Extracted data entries
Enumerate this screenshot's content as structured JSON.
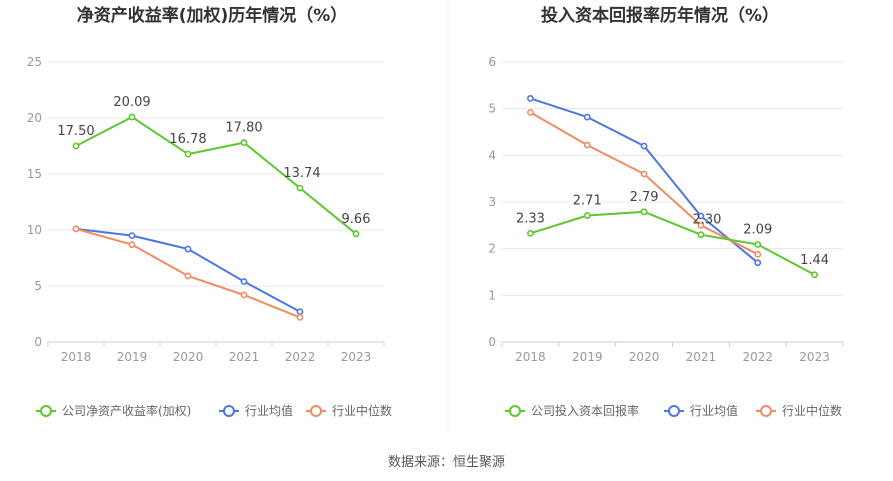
{
  "source_label": "数据来源：恒生聚源",
  "chart_data": [
    {
      "type": "line",
      "title": "净资产收益率(加权)历年情况（%）",
      "categories": [
        "2018",
        "2019",
        "2020",
        "2021",
        "2022",
        "2023"
      ],
      "ylim": [
        0,
        25
      ],
      "yticks": [
        0,
        5,
        10,
        15,
        20,
        25
      ],
      "grid": true,
      "legend_position": "bottom-left",
      "series": [
        {
          "name": "公司净资产收益率(加权)",
          "color": "#5cc72f",
          "values": [
            17.5,
            20.09,
            16.78,
            17.8,
            13.74,
            9.66
          ],
          "labels": [
            "17.50",
            "20.09",
            "16.78",
            "17.80",
            "13.74",
            "9.66"
          ]
        },
        {
          "name": "行业均值",
          "color": "#4a78e0",
          "values": [
            10.1,
            9.5,
            8.3,
            5.4,
            2.7,
            null
          ]
        },
        {
          "name": "行业中位数",
          "color": "#f08c63",
          "values": [
            10.1,
            8.7,
            5.9,
            4.2,
            2.2,
            null
          ]
        }
      ]
    },
    {
      "type": "line",
      "title": "投入资本回报率历年情况（%）",
      "categories": [
        "2018",
        "2019",
        "2020",
        "2021",
        "2022",
        "2023"
      ],
      "ylim": [
        0,
        6
      ],
      "yticks": [
        0,
        1,
        2,
        3,
        4,
        5,
        6
      ],
      "grid": true,
      "legend_position": "bottom-left",
      "series": [
        {
          "name": "公司投入资本回报率",
          "color": "#5cc72f",
          "values": [
            2.33,
            2.71,
            2.79,
            2.3,
            2.09,
            1.44
          ],
          "labels": [
            "2.33",
            "2.71",
            "2.79",
            "2.30",
            "2.09",
            "1.44"
          ]
        },
        {
          "name": "行业均值",
          "color": "#4a78e0",
          "values": [
            5.22,
            4.82,
            4.2,
            2.7,
            1.7,
            null
          ]
        },
        {
          "name": "行业中位数",
          "color": "#f08c63",
          "values": [
            4.92,
            4.22,
            3.6,
            2.5,
            1.88,
            null
          ]
        }
      ]
    }
  ]
}
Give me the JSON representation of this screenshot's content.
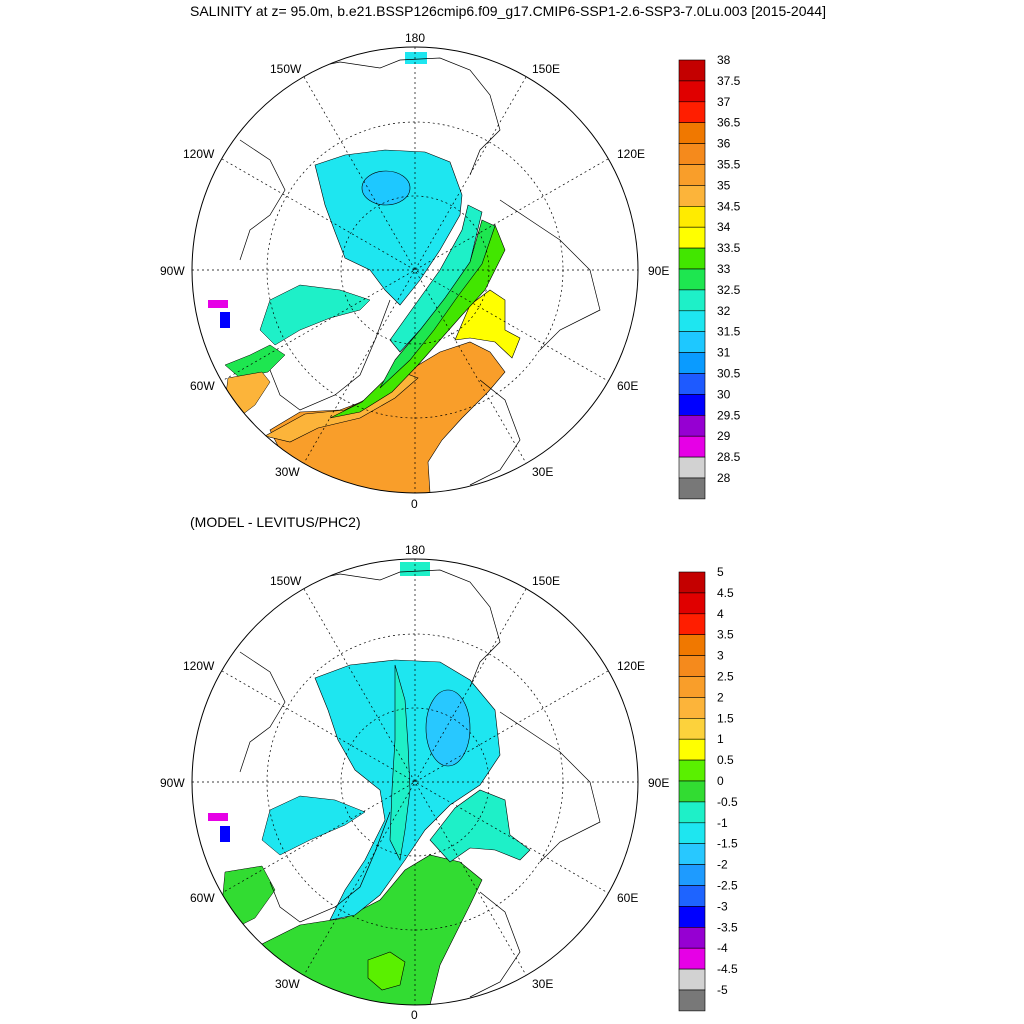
{
  "title": "SALINITY at z=  95.0m, b.e21.BSSP126cmip6.f09_g17.CMIP6-SSP1-2.6-SSP3-7.0Lu.003 [2015-2044]",
  "subtitle": "(MODEL - LEVITUS/PHC2)",
  "lon_labels": {
    "north": "180",
    "south": "0",
    "west": "90W",
    "east": "90E",
    "nw1": "150W",
    "nw2": "120W",
    "ne1": "150E",
    "ne2": "120E",
    "sw1": "60W",
    "sw2": "30W",
    "se1": "60E",
    "se2": "30E"
  },
  "chart_data": [
    {
      "type": "heatmap",
      "projection": "north polar stereographic",
      "field": "salinity",
      "depth_m": 95.0,
      "colorbar_labels": [
        "38",
        "37.5",
        "37",
        "36.5",
        "36",
        "35.5",
        "35",
        "34.5",
        "34",
        "33.5",
        "33",
        "32.5",
        "32",
        "31.5",
        "31",
        "30.5",
        "30",
        "29.5",
        "29",
        "28.5",
        "28"
      ],
      "colors": [
        "#c40000",
        "#e00000",
        "#ff1e00",
        "#f07800",
        "#f58a1c",
        "#f99e2a",
        "#fcb43a",
        "#ffeb00",
        "#ffff00",
        "#42e600",
        "#1ee650",
        "#1ef0c8",
        "#1ee6f0",
        "#1ec8ff",
        "#0a9bff",
        "#1e5aff",
        "#0000ff",
        "#9600d2",
        "#e600e6",
        "#d2d2d2",
        "#787878"
      ],
      "colorbar_position": "right",
      "gridlines": true
    },
    {
      "type": "heatmap",
      "projection": "north polar stereographic",
      "field": "salinity difference (model - Levitus/PHC2)",
      "colorbar_labels": [
        "5",
        "4.5",
        "4",
        "3.5",
        "3",
        "2.5",
        "2",
        "1.5",
        "1",
        "0.5",
        "0",
        "-0.5",
        "-1",
        "-1.5",
        "-2",
        "-2.5",
        "-3",
        "-3.5",
        "-4",
        "-4.5",
        "-5"
      ],
      "colors": [
        "#c40000",
        "#e00000",
        "#ff1e00",
        "#f07800",
        "#f58a1c",
        "#f99e2a",
        "#fcb43a",
        "#fcd23c",
        "#ffff00",
        "#5af000",
        "#32dc32",
        "#1ef0c8",
        "#1ee6f0",
        "#28c8ff",
        "#1e9bff",
        "#1e64ff",
        "#0000ff",
        "#9600d2",
        "#e600e6",
        "#d2d2d2",
        "#787878"
      ],
      "colorbar_position": "right",
      "gridlines": true
    }
  ]
}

__Objective__
Quote each entry above verbatim and drop the pictures.

__Final result__
Enumerate this screenshot's content as structured JSON.
{
  "source_label": "数据来源：恒生聚源",
  "chart_data": [
    {
      "type": "line",
      "title": "净资产收益率(加权)历年情况（%）",
      "categories": [
        "2018",
        "2019",
        "2020",
        "2021",
        "2022",
        "2023"
      ],
      "ylim": [
        0,
        25
      ],
      "yticks": [
        0,
        5,
        10,
        15,
        20,
        25
      ],
      "grid": true,
      "legend_position": "bottom-left",
      "series": [
        {
          "name": "公司净资产收益率(加权)",
          "color": "#5cc72f",
          "values": [
            17.5,
            20.09,
            16.78,
            17.8,
            13.74,
            9.66
          ],
          "labels": [
            "17.50",
            "20.09",
            "16.78",
            "17.80",
            "13.74",
            "9.66"
          ]
        },
        {
          "name": "行业均值",
          "color": "#4a78e0",
          "values": [
            10.1,
            9.5,
            8.3,
            5.4,
            2.7,
            null
          ]
        },
        {
          "name": "行业中位数",
          "color": "#f08c63",
          "values": [
            10.1,
            8.7,
            5.9,
            4.2,
            2.2,
            null
          ]
        }
      ]
    },
    {
      "type": "line",
      "title": "投入资本回报率历年情况（%）",
      "categories": [
        "2018",
        "2019",
        "2020",
        "2021",
        "2022",
        "2023"
      ],
      "ylim": [
        0,
        6
      ],
      "yticks": [
        0,
        1,
        2,
        3,
        4,
        5,
        6
      ],
      "grid": true,
      "legend_position": "bottom-left",
      "series": [
        {
          "name": "公司投入资本回报率",
          "color": "#5cc72f",
          "values": [
            2.33,
            2.71,
            2.79,
            2.3,
            2.09,
            1.44
          ],
          "labels": [
            "2.33",
            "2.71",
            "2.79",
            "2.30",
            "2.09",
            "1.44"
          ]
        },
        {
          "name": "行业均值",
          "color": "#4a78e0",
          "values": [
            5.22,
            4.82,
            4.2,
            2.7,
            1.7,
            null
          ]
        },
        {
          "name": "行业中位数",
          "color": "#f08c63",
          "values": [
            4.92,
            4.22,
            3.6,
            2.5,
            1.88,
            null
          ]
        }
      ]
    }
  ]
}
Give me the JSON representation of this screenshot's content.
{
  "title": "SALINITY at z=  95.0m, b.e21.BSSP126cmip6.f09_g17.CMIP6-SSP1-2.6-SSP3-7.0Lu.003 [2015-2044]",
  "subtitle": "(MODEL - LEVITUS/PHC2)",
  "lon_labels": {
    "north": "180",
    "south": "0",
    "west": "90W",
    "east": "90E",
    "nw1": "150W",
    "nw2": "120W",
    "ne1": "150E",
    "ne2": "120E",
    "sw1": "60W",
    "sw2": "30W",
    "se1": "60E",
    "se2": "30E"
  },
  "chart_data": [
    {
      "type": "heatmap",
      "projection": "north polar stereographic",
      "field": "salinity",
      "depth_m": 95.0,
      "colorbar_labels": [
        "38",
        "37.5",
        "37",
        "36.5",
        "36",
        "35.5",
        "35",
        "34.5",
        "34",
        "33.5",
        "33",
        "32.5",
        "32",
        "31.5",
        "31",
        "30.5",
        "30",
        "29.5",
        "29",
        "28.5",
        "28"
      ],
      "colors": [
        "#c40000",
        "#e00000",
        "#ff1e00",
        "#f07800",
        "#f58a1c",
        "#f99e2a",
        "#fcb43a",
        "#ffeb00",
        "#ffff00",
        "#42e600",
        "#1ee650",
        "#1ef0c8",
        "#1ee6f0",
        "#1ec8ff",
        "#0a9bff",
        "#1e5aff",
        "#0000ff",
        "#9600d2",
        "#e600e6",
        "#d2d2d2",
        "#787878"
      ],
      "colorbar_position": "right",
      "gridlines": true
    },
    {
      "type": "heatmap",
      "projection": "north polar stereographic",
      "field": "salinity difference (model - Levitus/PHC2)",
      "colorbar_labels": [
        "5",
        "4.5",
        "4",
        "3.5",
        "3",
        "2.5",
        "2",
        "1.5",
        "1",
        "0.5",
        "0",
        "-0.5",
        "-1",
        "-1.5",
        "-2",
        "-2.5",
        "-3",
        "-3.5",
        "-4",
        "-4.5",
        "-5"
      ],
      "colors": [
        "#c40000",
        "#e00000",
        "#ff1e00",
        "#f07800",
        "#f58a1c",
        "#f99e2a",
        "#fcb43a",
        "#fcd23c",
        "#ffff00",
        "#5af000",
        "#32dc32",
        "#1ef0c8",
        "#1ee6f0",
        "#28c8ff",
        "#1e9bff",
        "#1e64ff",
        "#0000ff",
        "#9600d2",
        "#e600e6",
        "#d2d2d2",
        "#787878"
      ],
      "colorbar_position": "right",
      "gridlines": true
    }
  ]
}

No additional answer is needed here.